The problem: Give the number of lines containing the word "days", and nothing else.

[Records]
§ §
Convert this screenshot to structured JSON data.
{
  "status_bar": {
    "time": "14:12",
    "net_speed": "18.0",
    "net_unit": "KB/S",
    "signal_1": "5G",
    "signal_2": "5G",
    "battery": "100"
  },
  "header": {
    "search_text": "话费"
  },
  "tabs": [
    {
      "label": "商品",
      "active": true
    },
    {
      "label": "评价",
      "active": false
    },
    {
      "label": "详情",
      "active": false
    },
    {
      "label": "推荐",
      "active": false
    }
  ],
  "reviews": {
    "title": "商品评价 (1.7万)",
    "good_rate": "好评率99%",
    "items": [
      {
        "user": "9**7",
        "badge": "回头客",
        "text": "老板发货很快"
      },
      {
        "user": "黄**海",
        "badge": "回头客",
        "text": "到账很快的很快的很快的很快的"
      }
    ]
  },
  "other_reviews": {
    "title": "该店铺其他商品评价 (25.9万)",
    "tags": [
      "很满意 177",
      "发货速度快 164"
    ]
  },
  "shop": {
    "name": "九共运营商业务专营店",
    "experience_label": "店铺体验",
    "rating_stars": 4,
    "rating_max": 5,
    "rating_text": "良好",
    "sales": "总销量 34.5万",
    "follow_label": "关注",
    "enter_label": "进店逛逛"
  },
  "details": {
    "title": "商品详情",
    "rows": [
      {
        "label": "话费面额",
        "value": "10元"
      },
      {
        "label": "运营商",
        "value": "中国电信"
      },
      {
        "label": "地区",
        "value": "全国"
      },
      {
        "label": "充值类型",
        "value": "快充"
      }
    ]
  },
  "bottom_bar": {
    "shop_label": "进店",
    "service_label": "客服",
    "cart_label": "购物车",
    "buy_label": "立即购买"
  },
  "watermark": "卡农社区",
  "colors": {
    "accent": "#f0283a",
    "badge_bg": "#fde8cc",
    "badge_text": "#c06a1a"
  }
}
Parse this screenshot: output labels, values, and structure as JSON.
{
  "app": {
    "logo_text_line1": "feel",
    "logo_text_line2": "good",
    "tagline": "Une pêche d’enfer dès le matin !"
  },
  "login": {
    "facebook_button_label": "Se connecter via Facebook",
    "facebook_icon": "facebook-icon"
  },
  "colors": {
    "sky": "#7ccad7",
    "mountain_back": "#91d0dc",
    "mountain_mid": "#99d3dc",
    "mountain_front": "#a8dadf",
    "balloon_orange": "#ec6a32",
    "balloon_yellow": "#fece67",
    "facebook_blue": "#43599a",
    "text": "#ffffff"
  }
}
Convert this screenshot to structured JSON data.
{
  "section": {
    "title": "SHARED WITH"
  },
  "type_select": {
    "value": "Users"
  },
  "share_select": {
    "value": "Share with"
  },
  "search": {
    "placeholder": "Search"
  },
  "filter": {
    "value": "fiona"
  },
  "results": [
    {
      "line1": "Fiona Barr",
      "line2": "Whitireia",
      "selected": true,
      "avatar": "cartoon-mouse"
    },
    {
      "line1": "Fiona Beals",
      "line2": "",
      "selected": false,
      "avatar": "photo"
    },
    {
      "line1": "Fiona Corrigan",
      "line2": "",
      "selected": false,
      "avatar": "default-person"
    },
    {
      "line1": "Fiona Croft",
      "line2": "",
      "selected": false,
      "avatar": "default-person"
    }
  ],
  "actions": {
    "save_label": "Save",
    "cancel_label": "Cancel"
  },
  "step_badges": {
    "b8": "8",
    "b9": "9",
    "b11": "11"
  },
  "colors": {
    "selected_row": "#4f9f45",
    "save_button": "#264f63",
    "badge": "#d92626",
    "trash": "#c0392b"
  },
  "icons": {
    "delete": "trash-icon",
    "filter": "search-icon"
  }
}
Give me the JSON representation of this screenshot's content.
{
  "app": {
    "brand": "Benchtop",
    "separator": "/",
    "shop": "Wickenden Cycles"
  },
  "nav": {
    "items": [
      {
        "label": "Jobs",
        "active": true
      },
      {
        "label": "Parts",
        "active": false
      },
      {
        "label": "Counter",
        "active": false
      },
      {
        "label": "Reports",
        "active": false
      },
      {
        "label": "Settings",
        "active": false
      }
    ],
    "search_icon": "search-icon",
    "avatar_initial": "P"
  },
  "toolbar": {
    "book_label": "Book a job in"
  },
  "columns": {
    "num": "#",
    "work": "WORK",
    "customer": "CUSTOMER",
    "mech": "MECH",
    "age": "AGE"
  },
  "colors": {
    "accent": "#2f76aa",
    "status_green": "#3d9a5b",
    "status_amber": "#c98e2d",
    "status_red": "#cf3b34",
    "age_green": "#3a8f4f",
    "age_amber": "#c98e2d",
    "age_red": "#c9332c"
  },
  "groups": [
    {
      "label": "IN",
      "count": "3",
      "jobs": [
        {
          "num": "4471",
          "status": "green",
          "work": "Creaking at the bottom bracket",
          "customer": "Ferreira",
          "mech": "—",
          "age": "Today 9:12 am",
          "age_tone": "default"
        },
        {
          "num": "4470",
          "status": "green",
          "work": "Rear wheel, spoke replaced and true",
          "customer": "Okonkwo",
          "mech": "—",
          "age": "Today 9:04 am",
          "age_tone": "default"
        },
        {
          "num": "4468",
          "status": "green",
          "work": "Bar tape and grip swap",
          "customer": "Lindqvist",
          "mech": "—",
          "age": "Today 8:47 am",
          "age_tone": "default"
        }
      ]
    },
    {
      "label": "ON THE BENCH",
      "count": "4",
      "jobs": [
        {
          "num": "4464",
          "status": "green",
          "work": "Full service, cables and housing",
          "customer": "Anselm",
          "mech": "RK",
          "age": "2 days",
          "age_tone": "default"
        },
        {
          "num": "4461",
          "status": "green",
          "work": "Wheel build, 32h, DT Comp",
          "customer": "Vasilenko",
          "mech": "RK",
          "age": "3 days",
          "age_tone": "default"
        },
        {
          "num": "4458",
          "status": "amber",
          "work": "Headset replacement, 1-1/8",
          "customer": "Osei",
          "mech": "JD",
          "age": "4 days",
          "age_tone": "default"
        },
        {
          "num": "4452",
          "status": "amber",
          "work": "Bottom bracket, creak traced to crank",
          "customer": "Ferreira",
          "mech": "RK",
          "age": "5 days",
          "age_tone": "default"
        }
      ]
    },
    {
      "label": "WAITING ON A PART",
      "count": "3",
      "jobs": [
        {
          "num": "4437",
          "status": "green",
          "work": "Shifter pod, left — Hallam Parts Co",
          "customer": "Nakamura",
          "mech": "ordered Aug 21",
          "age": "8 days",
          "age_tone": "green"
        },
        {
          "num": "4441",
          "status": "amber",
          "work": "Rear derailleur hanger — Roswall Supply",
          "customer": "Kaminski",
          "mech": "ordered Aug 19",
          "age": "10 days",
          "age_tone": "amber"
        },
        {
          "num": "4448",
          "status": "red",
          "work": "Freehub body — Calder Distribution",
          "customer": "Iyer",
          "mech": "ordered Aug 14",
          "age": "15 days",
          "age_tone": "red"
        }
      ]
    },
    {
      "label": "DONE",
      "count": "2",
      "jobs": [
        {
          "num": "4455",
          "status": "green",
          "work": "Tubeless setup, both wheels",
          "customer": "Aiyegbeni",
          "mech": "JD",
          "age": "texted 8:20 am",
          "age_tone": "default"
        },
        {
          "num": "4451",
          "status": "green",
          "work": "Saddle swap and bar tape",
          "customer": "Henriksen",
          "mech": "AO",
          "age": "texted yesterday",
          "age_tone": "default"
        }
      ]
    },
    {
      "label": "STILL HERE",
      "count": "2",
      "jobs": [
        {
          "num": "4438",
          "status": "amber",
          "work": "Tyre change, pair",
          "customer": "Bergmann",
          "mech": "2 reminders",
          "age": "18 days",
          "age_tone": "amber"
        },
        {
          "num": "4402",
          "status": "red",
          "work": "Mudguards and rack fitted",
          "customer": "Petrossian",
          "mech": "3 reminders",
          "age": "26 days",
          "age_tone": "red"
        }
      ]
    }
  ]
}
§ §
Task solution: 9